- Stated problem:
For each line below that includes the word "xlabel", make a copy.

--- Start Source data ---

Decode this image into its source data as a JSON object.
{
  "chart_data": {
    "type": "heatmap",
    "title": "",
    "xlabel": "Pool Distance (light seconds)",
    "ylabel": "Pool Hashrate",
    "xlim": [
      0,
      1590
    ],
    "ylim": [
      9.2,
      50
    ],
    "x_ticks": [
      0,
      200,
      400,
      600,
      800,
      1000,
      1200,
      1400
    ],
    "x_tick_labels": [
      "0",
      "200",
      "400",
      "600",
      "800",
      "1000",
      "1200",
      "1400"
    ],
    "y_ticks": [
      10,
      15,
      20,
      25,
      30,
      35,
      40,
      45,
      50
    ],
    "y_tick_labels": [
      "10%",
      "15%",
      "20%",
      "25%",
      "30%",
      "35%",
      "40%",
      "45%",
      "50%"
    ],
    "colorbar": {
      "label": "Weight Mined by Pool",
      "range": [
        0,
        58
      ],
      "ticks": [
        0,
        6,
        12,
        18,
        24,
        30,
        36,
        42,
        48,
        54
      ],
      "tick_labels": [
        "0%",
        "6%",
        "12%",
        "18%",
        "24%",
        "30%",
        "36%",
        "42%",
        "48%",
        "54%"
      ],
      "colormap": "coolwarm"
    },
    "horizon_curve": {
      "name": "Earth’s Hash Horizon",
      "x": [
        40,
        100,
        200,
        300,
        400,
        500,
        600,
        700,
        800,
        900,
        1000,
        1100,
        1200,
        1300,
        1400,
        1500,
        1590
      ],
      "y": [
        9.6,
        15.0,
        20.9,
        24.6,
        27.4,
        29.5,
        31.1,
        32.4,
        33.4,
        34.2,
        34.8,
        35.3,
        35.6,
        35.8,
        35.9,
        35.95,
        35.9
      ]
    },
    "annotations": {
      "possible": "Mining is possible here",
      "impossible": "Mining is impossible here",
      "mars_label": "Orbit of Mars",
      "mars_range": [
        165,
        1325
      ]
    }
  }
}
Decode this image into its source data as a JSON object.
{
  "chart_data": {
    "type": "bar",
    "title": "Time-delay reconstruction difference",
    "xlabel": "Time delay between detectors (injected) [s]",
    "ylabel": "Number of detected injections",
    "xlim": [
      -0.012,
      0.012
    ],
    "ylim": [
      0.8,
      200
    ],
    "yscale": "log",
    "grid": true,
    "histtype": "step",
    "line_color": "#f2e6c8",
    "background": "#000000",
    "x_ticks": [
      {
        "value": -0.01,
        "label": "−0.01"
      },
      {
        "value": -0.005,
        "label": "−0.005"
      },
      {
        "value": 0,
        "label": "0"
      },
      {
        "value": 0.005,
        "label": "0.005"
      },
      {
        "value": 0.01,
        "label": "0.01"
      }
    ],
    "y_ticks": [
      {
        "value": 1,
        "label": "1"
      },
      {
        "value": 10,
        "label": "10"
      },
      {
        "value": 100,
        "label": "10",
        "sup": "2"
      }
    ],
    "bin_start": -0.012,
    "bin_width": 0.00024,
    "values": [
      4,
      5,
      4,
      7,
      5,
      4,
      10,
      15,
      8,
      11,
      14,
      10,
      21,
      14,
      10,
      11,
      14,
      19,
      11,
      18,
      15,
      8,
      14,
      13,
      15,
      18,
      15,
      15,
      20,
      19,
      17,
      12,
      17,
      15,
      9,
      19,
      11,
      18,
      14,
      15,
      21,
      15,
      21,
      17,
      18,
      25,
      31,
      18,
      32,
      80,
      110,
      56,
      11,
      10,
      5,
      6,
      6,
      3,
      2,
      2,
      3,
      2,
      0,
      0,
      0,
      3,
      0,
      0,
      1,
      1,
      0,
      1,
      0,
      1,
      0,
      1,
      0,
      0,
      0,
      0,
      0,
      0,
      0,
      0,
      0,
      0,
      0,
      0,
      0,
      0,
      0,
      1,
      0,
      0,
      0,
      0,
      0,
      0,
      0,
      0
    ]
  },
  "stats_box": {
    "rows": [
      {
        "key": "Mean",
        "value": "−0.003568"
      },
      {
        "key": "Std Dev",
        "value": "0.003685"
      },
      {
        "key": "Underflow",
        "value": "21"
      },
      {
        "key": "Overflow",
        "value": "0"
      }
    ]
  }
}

--- End Source data ---

- Written solution:
    "xlabel": "Pool Distance (light seconds)",
    "xlabel": "Time delay between detectors (injected) [s]",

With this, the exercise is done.